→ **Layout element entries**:
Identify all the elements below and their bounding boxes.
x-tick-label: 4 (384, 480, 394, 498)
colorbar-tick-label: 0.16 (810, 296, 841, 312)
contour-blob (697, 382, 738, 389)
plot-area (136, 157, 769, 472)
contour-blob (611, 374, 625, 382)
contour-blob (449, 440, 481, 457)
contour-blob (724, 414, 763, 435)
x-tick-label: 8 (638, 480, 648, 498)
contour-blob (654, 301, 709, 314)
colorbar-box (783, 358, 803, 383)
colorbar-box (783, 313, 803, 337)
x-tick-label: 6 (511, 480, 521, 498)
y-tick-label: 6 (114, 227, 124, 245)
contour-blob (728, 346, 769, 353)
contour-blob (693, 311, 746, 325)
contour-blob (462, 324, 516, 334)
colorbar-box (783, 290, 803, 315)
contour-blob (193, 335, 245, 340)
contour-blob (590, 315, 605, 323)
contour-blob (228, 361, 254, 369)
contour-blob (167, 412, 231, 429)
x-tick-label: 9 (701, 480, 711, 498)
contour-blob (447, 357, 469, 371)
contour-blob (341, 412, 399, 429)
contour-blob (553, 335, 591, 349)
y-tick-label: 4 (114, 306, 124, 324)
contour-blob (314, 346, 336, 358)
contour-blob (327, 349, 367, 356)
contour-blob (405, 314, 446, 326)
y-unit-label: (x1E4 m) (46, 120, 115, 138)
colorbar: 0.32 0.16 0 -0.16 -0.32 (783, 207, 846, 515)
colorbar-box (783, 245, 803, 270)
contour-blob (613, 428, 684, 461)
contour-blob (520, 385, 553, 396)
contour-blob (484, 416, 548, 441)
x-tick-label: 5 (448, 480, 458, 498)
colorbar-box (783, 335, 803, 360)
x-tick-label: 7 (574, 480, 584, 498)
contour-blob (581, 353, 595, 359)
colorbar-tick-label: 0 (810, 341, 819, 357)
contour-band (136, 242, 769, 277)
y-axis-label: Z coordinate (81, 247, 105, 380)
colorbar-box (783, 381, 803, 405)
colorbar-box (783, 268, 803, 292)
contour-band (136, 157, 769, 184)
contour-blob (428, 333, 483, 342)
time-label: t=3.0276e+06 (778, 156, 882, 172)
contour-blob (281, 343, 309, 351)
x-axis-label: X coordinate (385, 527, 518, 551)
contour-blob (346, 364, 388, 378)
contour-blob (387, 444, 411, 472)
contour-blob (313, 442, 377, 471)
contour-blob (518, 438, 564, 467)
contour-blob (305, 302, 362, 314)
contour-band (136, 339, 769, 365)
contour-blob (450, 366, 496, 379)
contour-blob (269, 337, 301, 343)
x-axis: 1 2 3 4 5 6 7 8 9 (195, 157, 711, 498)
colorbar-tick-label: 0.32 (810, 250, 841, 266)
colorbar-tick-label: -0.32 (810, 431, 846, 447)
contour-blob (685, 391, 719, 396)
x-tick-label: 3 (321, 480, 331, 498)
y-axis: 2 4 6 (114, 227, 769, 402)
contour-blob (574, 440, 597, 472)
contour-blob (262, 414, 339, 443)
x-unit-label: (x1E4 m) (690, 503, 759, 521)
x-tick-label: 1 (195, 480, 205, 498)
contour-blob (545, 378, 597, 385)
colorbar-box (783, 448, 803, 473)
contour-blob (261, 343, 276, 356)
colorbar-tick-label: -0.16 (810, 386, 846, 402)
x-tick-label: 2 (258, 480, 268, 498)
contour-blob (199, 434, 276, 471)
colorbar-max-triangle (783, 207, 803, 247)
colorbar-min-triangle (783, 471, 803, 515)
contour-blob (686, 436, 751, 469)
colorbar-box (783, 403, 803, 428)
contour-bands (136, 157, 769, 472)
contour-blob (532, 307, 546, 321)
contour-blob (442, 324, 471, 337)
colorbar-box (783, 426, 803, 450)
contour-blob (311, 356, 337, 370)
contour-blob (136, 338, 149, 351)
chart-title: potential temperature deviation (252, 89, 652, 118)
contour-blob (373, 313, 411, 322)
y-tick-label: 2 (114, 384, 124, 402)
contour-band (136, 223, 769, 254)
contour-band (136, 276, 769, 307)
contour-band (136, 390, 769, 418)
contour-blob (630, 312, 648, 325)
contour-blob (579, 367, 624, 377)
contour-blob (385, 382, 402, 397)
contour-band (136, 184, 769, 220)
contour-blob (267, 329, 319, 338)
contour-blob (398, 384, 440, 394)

→ **EXERCISE GOAL**: Can you rewrite the listing above, changing every "contour-blob" to "contour-patch" and leaving everything else the same?

→ **WRITTEN RESPONSE**:
Identify all the elements below and their bounding boxes.
x-tick-label: 4 (384, 480, 394, 498)
colorbar-tick-label: 0.16 (810, 296, 841, 312)
contour-patch (697, 382, 738, 389)
plot-area (136, 157, 769, 472)
contour-patch (611, 374, 625, 382)
contour-patch (449, 440, 481, 457)
contour-patch (724, 414, 763, 435)
x-tick-label: 8 (638, 480, 648, 498)
contour-patch (654, 301, 709, 314)
colorbar-box (783, 358, 803, 383)
colorbar-box (783, 313, 803, 337)
x-tick-label: 6 (511, 480, 521, 498)
y-tick-label: 6 (114, 227, 124, 245)
contour-patch (728, 346, 769, 353)
contour-patch (693, 311, 746, 325)
contour-patch (462, 324, 516, 334)
colorbar-box (783, 290, 803, 315)
contour-patch (193, 335, 245, 340)
contour-patch (590, 315, 605, 323)
contour-patch (228, 361, 254, 369)
contour-patch (167, 412, 231, 429)
x-tick-label: 9 (701, 480, 711, 498)
contour-patch (447, 357, 469, 371)
contour-patch (341, 412, 399, 429)
contour-patch (553, 335, 591, 349)
y-tick-label: 4 (114, 306, 124, 324)
contour-patch (314, 346, 336, 358)
contour-patch (327, 349, 367, 356)
contour-patch (405, 314, 446, 326)
y-unit-label: (x1E4 m) (46, 120, 115, 138)
colorbar: 0.32 0.16 0 -0.16 -0.32 (783, 207, 846, 515)
colorbar-box (783, 245, 803, 270)
contour-patch (613, 428, 684, 461)
contour-patch (520, 385, 553, 396)
contour-patch (484, 416, 548, 441)
x-tick-label: 5 (448, 480, 458, 498)
colorbar-box (783, 335, 803, 360)
x-tick-label: 7 (574, 480, 584, 498)
contour-patch (581, 353, 595, 359)
colorbar-tick-label: 0 (810, 341, 819, 357)
contour-band (136, 242, 769, 277)
y-axis-label: Z coordinate (81, 247, 105, 380)
colorbar-box (783, 381, 803, 405)
colorbar-box (783, 268, 803, 292)
contour-band (136, 157, 769, 184)
contour-patch (428, 333, 483, 342)
time-label: t=3.0276e+06 (778, 156, 882, 172)
contour-patch (281, 343, 309, 351)
x-axis-label: X coordinate (385, 527, 518, 551)
contour-patch (346, 364, 388, 378)
contour-patch (387, 444, 411, 472)
contour-patch (313, 442, 377, 471)
contour-patch (518, 438, 564, 467)
contour-patch (305, 302, 362, 314)
contour-band (136, 339, 769, 365)
contour-patch (450, 366, 496, 379)
contour-patch (269, 337, 301, 343)
x-axis: 1 2 3 4 5 6 7 8 9 (195, 157, 711, 498)
colorbar-tick-label: 0.32 (810, 250, 841, 266)
colorbar-tick-label: -0.32 (810, 431, 846, 447)
contour-patch (685, 391, 719, 396)
x-tick-label: 3 (321, 480, 331, 498)
y-axis: 2 4 6 (114, 227, 769, 402)
contour-patch (574, 440, 597, 472)
contour-patch (262, 414, 339, 443)
x-unit-label: (x1E4 m) (690, 503, 759, 521)
x-tick-label: 1 (195, 480, 205, 498)
contour-patch (545, 378, 597, 385)
colorbar-box (783, 448, 803, 473)
contour-patch (261, 343, 276, 356)
colorbar-tick-label: -0.16 (810, 386, 846, 402)
x-tick-label: 2 (258, 480, 268, 498)
contour-patch (199, 434, 276, 471)
colorbar-max-triangle (783, 207, 803, 247)
colorbar-min-triangle (783, 471, 803, 515)
contour-patch (686, 436, 751, 469)
colorbar-box (783, 403, 803, 428)
contour-bands (136, 157, 769, 472)
contour-patch (532, 307, 546, 321)
contour-patch (442, 324, 471, 337)
colorbar-box (783, 426, 803, 450)
contour-patch (311, 356, 337, 370)
contour-patch (136, 338, 149, 351)
chart-title: potential temperature deviation (252, 89, 652, 118)
contour-patch (373, 313, 411, 322)
y-tick-label: 2 (114, 384, 124, 402)
contour-band (136, 223, 769, 254)
contour-band (136, 276, 769, 307)
contour-band (136, 390, 769, 418)
contour-patch (630, 312, 648, 325)
contour-patch (579, 367, 624, 377)
contour-patch (385, 382, 402, 397)
contour-band (136, 184, 769, 220)
contour-patch (267, 329, 319, 338)
contour-patch (398, 384, 440, 394)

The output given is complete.